### Aufgabe A:
Wiederhole den Abschnitt der Wetterübersicht zwischen „Der Durchgang der“ und „deutlich nach.“, beide eingeschlossen.

### Seite:
• • • • •

DWD Synoptische Übersicht Kurzfrist

09-12-2019 17:30
SXEU31 DWAV 091800

S Y N O P T I S C H E Ü B E R S I C H T K U R Z F R I S T
ausgegeben am Montag, den 09.12.2019 um 18 UTC


Markante Wettererscheinungen:
Windig bis stürmische und wechselhafte Westwetterlage. Nacht auf Mittwoch und
Mittwoch Möglichkeit von gefrierendem Regen und Schnee, teils bis in tiefe
Lagen.

Synoptische Entwicklung bis Donnerstag 12 UTC
-------------------------------------------------------------
Aktuell ... befindet sich Deutschland im Bereich eines Höhentroges, dessen Achse
in der Nacht auf Dienstag ostwärts abzieht. Rückseitig der Haupttrogachse zeigen
die Modelle einen weiteren kurzwelligen Anteil. Daran gekoppelt ist auch ein
Bodentrog, der von Benelux südostwärts vorankommt. Darin eingelagert ist eine
Art Kaltfront, die sich dadurch auszeichnet, dass rückseitig die 850 hPa
Temperatur auf unter -5 Grad absinkt. Zudem ist die Frontpassage begleitet von
einer Druckanstiegswelle.

Der Durchgang der kurzwelligen Troglinie hat mehrere Konsequenzen. Zum einen
verschärft sich der Gradient im Bodendruckfeld, sodass der Wind schon aktuell
deutlich zulegt. Dieses neuerliche Windmaximum arbeite sich in der ersten
Nachthälfte weiter ost-südostwärts vor, sodass auch der Südwesten und die
zentralen Landesteile sowie abgeschwächt auch der Südosten betroffen sind. In
der zweiten Nachthälfte lässt der Wind dann rückseitig von Westen her wieder
deutlich nach.

An der Grenze zu BeNelux sind Böen im markanten Bereich zu erwarten. Immerhin
steigern sich die Höhenwinde auf 45 kn in 925 hPa und bis 55 kn in 850 hPa.
Vereinzelt sind bei stärkerer konvektiver Vermischung auch einzelne Sturmböen
Bft 9 nicht ausgeschlossen. Weiter auf dem Weg nach Südosten schwächt sich das
Windmaximum in der mittleren Troposphäre wieder ab, sodass dann zwar recht
verbreitet Windböen, aber nur vereinzelt stürmische Böen zu erwarten sind. Im
Bergland gibt es allgemein stürmische Böen, in Süddeutschland auch Sturmböen,
exponiert schwere Sturmböen, auf dem Feldberg im Schwarzwald orkanartige Böen
(Bft 11).

• • • • •

Layout-Koordinatendaten:
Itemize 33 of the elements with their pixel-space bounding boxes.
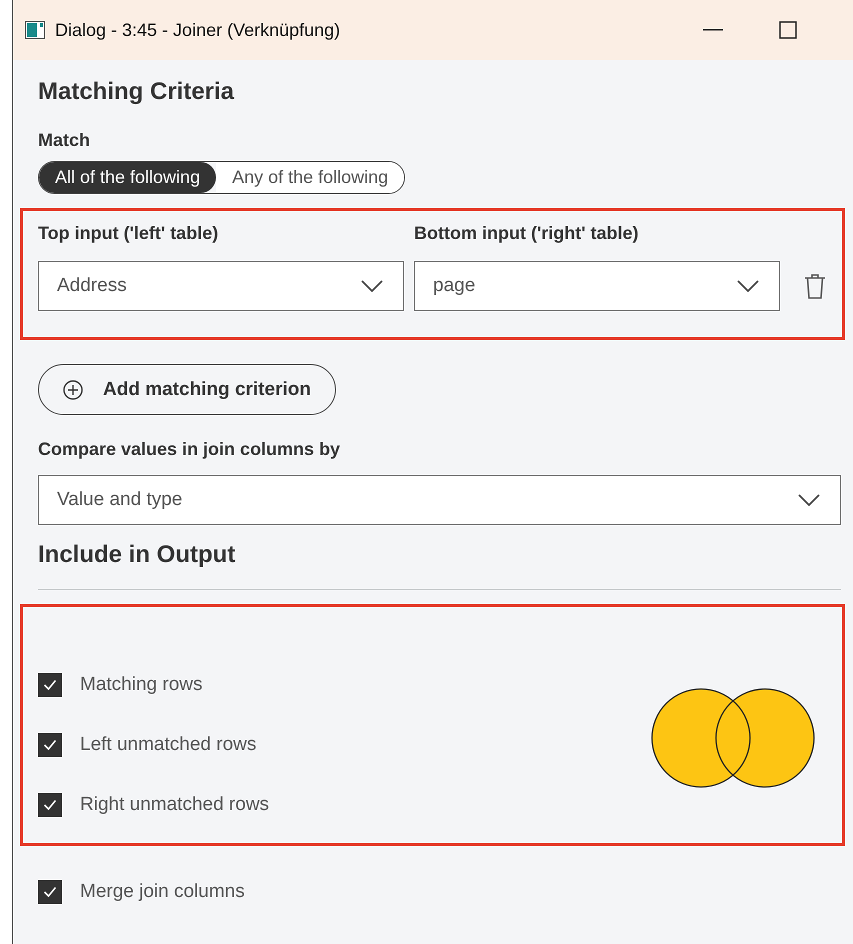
dropdown[interactable]: page <box>414 261 780 311</box>
check-icon <box>43 679 57 691</box>
check-icon <box>43 739 57 751</box>
checkbox-label: Left unmatched rows <box>80 734 256 756</box>
chevron-down-icon <box>798 494 820 506</box>
segment-option[interactable]: All of the following <box>39 162 216 193</box>
add-criterion-button[interactable]: Add matching criterion <box>38 364 336 415</box>
check-icon <box>43 799 57 811</box>
trash-icon[interactable] <box>804 273 826 299</box>
checkbox-label: Right unmatched rows <box>80 794 270 816</box>
minimize-icon[interactable] <box>703 29 723 31</box>
field-label: Bottom input ('right' table) <box>414 223 640 244</box>
section-heading: Include in Output <box>38 540 236 570</box>
segment-option[interactable]: Any of the following <box>216 162 404 193</box>
dropdown[interactable]: Address <box>38 261 404 311</box>
window-title: Dialog - 3:45 - Joiner (Verknüpfung) <box>55 20 342 40</box>
dropdown[interactable]: Value and type <box>38 475 841 525</box>
chevron-down-icon <box>737 280 759 292</box>
checkbox[interactable] <box>38 733 62 757</box>
checkbox-label: Matching rows <box>80 674 202 696</box>
checkbox[interactable] <box>38 673 62 697</box>
maximize-icon[interactable] <box>779 21 797 39</box>
section-heading: Matching Criteria <box>38 77 236 107</box>
check-icon <box>43 886 57 898</box>
field-label: Top input ('left' table) <box>38 223 220 244</box>
field-label: Compare values in join columns by <box>38 439 342 460</box>
checkbox[interactable] <box>38 880 62 904</box>
checkbox[interactable] <box>38 793 62 817</box>
field-label: Match <box>38 130 92 151</box>
chevron-down-icon <box>361 280 383 292</box>
checkbox-label: Merge join columns <box>80 881 245 903</box>
plus-circle-icon <box>63 380 83 400</box>
window-icon <box>25 21 45 39</box>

• • • • •

### Aufgabe B:
Benenne in den Datensätzen zwischen den Zeilen mit „dropdown[interactable]: page <box>414“ und „check-icon <box>43 799 57 811</box>“, beide eingeschlossen, „check-icon“ in „tick-icon“ um. Gib nur diese Zeilen aus und lass alles andere unverändert.

### Ergebnis A:
Der Durchgang der kurzwelligen Troglinie hat mehrere Konsequenzen. Zum einen
verschärft sich der Gradient im Bodendruckfeld, sodass der Wind schon aktuell
deutlich zulegt. Dieses neuerliche Windmaximum arbeite sich in der ersten
Nachthälfte weiter ost-südostwärts vor, sodass auch der Südwesten und die
zentralen Landesteile sowie abgeschwächt auch der Südosten betroffen sind. In
der zweiten Nachthälfte lässt der Wind dann rückseitig von Westen her wieder
deutlich nach.

### Ergebnis B:
dropdown[interactable]: page <box>414 261 780 311</box>
tick-icon <box>43 679 57 691</box>
tick-icon <box>43 739 57 751</box>
checkbox-label: Left unmatched rows <box>80 734 256 756</box>
chevron-down-icon <box>798 494 820 506</box>
segment-option[interactable]: All of the following <box>39 162 216 193</box>
add-criterion-button[interactable]: Add matching criterion <box>38 364 336 415</box>
tick-icon <box>43 799 57 811</box>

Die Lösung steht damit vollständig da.